◆ **What to do**
Retype the whole listing, please, keeping every line exact and dropping the pictures.
────────
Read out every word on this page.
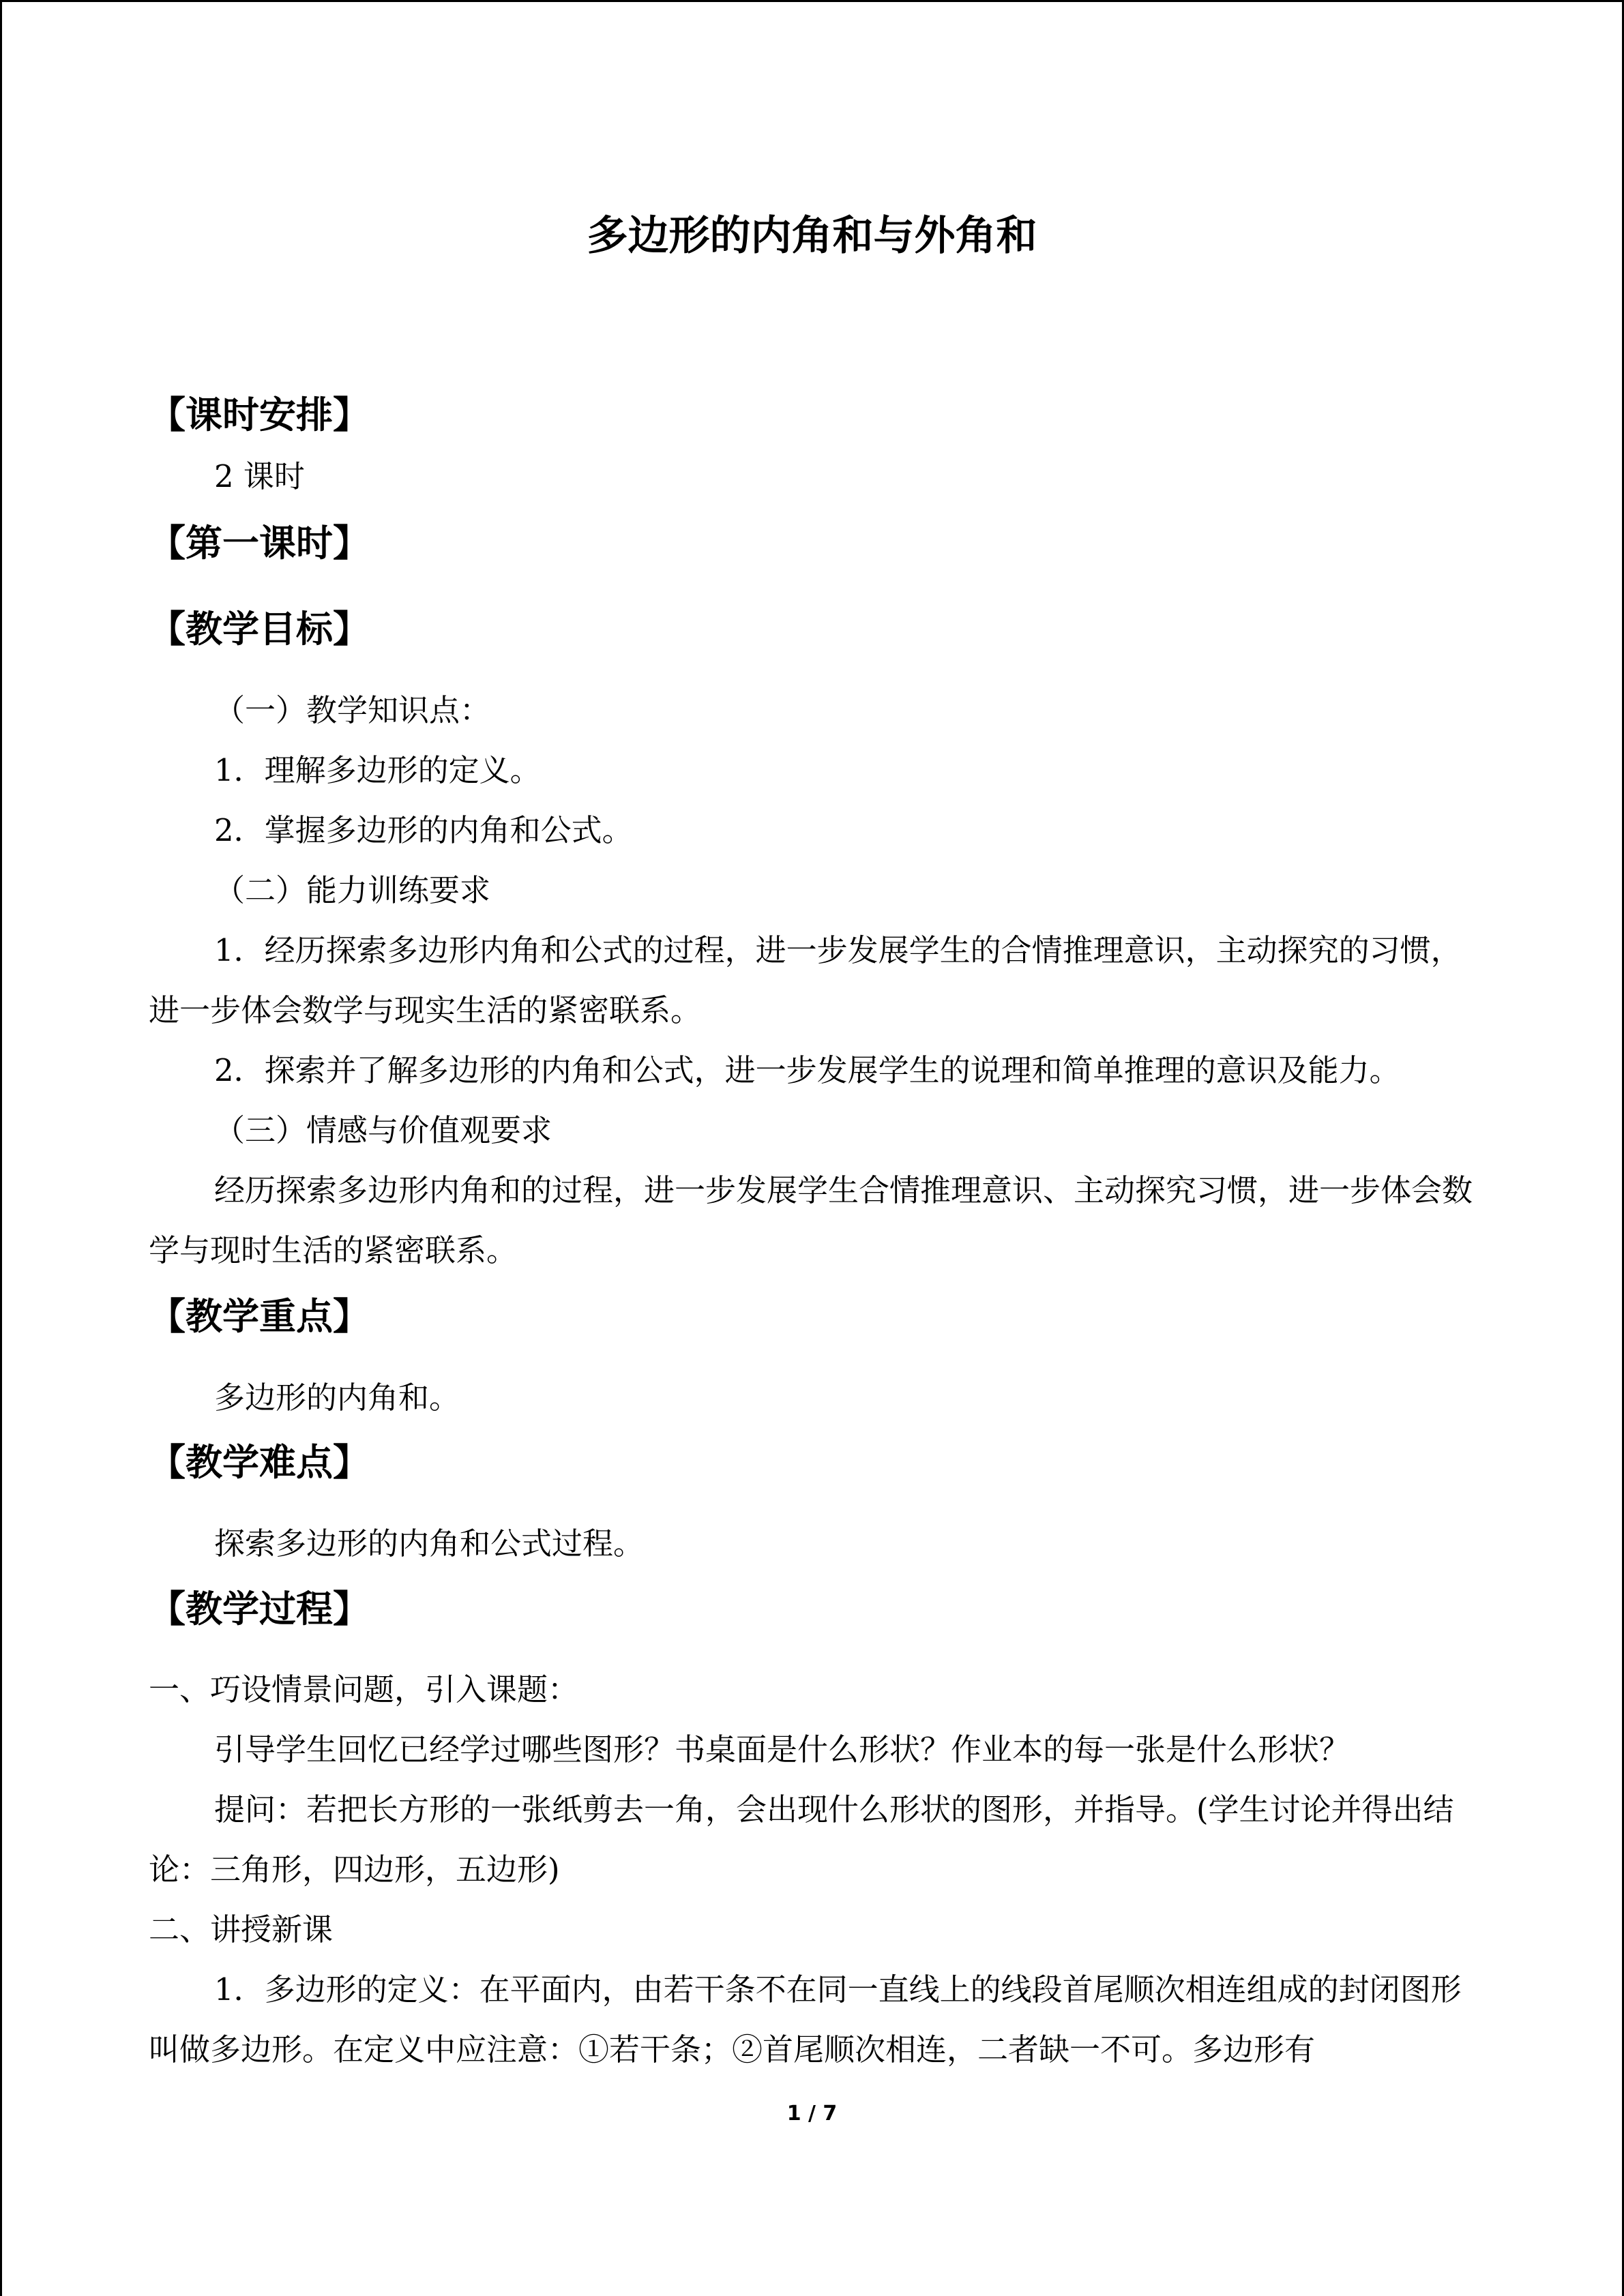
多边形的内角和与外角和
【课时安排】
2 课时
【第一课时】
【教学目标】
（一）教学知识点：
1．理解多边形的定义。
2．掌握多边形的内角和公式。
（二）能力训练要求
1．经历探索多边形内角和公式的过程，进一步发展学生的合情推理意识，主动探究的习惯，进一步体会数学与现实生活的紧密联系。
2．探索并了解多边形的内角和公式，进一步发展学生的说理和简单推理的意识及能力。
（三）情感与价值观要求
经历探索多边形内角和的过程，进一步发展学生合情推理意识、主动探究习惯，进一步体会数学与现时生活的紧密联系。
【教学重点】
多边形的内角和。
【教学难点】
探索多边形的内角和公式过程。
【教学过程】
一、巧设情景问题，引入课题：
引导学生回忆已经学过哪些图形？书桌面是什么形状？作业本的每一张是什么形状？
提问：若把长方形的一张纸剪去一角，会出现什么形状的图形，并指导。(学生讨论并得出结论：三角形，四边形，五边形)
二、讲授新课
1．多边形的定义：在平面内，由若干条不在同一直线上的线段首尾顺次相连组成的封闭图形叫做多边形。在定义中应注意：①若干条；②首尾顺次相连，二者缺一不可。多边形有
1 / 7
────────
◆ **Result of this exercise**
Read out every word on this page.
多边形的内角和与外角和
【课时安排】
2 课时
【第一课时】
【教学目标】
（一）教学知识点：
1．理解多边形的定义。
2．掌握多边形的内角和公式。
（二）能力训练要求
1．经历探索多边形内角和公式的过程，进一步发展学生的合情推理意识，主动探究的习惯，进一步体会数学与现实生活的紧密联系。
2．探索并了解多边形的内角和公式，进一步发展学生的说理和简单推理的意识及能力。
（三）情感与价值观要求
经历探索多边形内角和的过程，进一步发展学生合情推理意识、主动探究习惯，进一步体会数学与现时生活的紧密联系。
【教学重点】
多边形的内角和。
【教学难点】
探索多边形的内角和公式过程。
【教学过程】
一、巧设情景问题，引入课题：
引导学生回忆已经学过哪些图形？书桌面是什么形状？作业本的每一张是什么形状？
提问：若把长方形的一张纸剪去一角，会出现什么形状的图形，并指导。(学生讨论并得出结论：三角形，四边形，五边形)
二、讲授新课
1．多边形的定义：在平面内，由若干条不在同一直线上的线段首尾顺次相连组成的封闭图形叫做多边形。在定义中应注意：①若干条；②首尾顺次相连，二者缺一不可。多边形有
1 / 7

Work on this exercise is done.